▶ SUPPLIED MATERIAL:
....

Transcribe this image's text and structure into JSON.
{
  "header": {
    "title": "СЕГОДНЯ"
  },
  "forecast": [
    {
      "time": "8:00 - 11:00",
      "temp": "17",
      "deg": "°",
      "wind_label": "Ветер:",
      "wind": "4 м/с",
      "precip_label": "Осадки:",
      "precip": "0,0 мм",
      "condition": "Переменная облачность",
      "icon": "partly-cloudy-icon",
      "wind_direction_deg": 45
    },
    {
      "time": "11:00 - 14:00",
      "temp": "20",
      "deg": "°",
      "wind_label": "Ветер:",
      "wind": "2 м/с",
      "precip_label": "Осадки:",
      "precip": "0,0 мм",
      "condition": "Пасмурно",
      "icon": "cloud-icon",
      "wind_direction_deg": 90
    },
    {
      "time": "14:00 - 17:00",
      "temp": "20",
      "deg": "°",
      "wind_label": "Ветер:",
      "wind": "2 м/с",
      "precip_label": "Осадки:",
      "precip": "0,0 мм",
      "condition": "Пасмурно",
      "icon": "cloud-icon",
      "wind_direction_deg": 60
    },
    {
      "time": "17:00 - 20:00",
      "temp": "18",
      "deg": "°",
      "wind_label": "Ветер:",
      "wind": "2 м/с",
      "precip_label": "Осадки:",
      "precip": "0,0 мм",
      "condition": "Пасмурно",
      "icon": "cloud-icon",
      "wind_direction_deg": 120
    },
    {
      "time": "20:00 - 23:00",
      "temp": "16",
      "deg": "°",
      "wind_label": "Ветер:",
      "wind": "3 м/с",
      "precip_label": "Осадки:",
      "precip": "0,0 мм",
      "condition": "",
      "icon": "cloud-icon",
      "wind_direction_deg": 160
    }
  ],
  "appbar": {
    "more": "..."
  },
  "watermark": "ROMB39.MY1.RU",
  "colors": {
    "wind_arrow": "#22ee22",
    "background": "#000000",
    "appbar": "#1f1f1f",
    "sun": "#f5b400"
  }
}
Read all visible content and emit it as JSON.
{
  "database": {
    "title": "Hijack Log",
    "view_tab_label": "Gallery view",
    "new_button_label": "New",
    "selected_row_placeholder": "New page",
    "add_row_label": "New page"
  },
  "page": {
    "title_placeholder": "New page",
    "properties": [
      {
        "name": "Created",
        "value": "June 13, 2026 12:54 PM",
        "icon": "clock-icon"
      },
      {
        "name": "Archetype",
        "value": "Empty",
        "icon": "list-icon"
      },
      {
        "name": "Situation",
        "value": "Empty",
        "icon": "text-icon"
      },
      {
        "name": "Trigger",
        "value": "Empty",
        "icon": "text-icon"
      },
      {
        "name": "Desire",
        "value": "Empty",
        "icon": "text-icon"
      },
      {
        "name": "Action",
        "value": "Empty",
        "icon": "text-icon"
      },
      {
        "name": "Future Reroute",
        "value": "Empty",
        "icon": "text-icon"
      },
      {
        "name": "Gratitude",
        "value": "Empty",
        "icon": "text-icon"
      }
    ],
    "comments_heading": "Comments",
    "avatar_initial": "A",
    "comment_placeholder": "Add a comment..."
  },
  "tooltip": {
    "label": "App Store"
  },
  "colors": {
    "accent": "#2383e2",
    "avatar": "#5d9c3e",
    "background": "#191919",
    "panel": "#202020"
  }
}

....

▶ GIVEN TASK: Copy out each line above, character for character.

▶ RESPONSE BELOW:
Transcribe this image's text and structure into JSON.
{
  "header": {
    "title": "СЕГОДНЯ"
  },
  "forecast": [
    {
      "time": "8:00 - 11:00",
      "temp": "17",
      "deg": "°",
      "wind_label": "Ветер:",
      "wind": "4 м/с",
      "precip_label": "Осадки:",
      "precip": "0,0 мм",
      "condition": "Переменная облачность",
      "icon": "partly-cloudy-icon",
      "wind_direction_deg": 45
    },
    {
      "time": "11:00 - 14:00",
      "temp": "20",
      "deg": "°",
      "wind_label": "Ветер:",
      "wind": "2 м/с",
      "precip_label": "Осадки:",
      "precip": "0,0 мм",
      "condition": "Пасмурно",
      "icon": "cloud-icon",
      "wind_direction_deg": 90
    },
    {
      "time": "14:00 - 17:00",
      "temp": "20",
      "deg": "°",
      "wind_label": "Ветер:",
      "wind": "2 м/с",
      "precip_label": "Осадки:",
      "precip": "0,0 мм",
      "condition": "Пасмурно",
      "icon": "cloud-icon",
      "wind_direction_deg": 60
    },
    {
      "time": "17:00 - 20:00",
      "temp": "18",
      "deg": "°",
      "wind_label": "Ветер:",
      "wind": "2 м/с",
      "precip_label": "Осадки:",
      "precip": "0,0 мм",
      "condition": "Пасмурно",
      "icon": "cloud-icon",
      "wind_direction_deg": 120
    },
    {
      "time": "20:00 - 23:00",
      "temp": "16",
      "deg": "°",
      "wind_label": "Ветер:",
      "wind": "3 м/с",
      "precip_label": "Осадки:",
      "precip": "0,0 мм",
      "condition": "",
      "icon": "cloud-icon",
      "wind_direction_deg": 160
    }
  ],
  "appbar": {
    "more": "..."
  },
  "watermark": "ROMB39.MY1.RU",
  "colors": {
    "wind_arrow": "#22ee22",
    "background": "#000000",
    "appbar": "#1f1f1f",
    "sun": "#f5b400"
  }
}
Read all visible content and emit it as JSON.
{
  "database": {
    "title": "Hijack Log",
    "view_tab_label": "Gallery view",
    "new_button_label": "New",
    "selected_row_placeholder": "New page",
    "add_row_label": "New page"
  },
  "page": {
    "title_placeholder": "New page",
    "properties": [
      {
        "name": "Created",
        "value": "June 13, 2026 12:54 PM",
        "icon": "clock-icon"
      },
      {
        "name": "Archetype",
        "value": "Empty",
        "icon": "list-icon"
      },
      {
        "name": "Situation",
        "value": "Empty",
        "icon": "text-icon"
      },
      {
        "name": "Trigger",
        "value": "Empty",
        "icon": "text-icon"
      },
      {
        "name": "Desire",
        "value": "Empty",
        "icon": "text-icon"
      },
      {
        "name": "Action",
        "value": "Empty",
        "icon": "text-icon"
      },
      {
        "name": "Future Reroute",
        "value": "Empty",
        "icon": "text-icon"
      },
      {
        "name": "Gratitude",
        "value": "Empty",
        "icon": "text-icon"
      }
    ],
    "comments_heading": "Comments",
    "avatar_initial": "A",
    "comment_placeholder": "Add a comment..."
  },
  "tooltip": {
    "label": "App Store"
  },
  "colors": {
    "accent": "#2383e2",
    "avatar": "#5d9c3e",
    "background": "#191919",
    "panel": "#202020"
  }
}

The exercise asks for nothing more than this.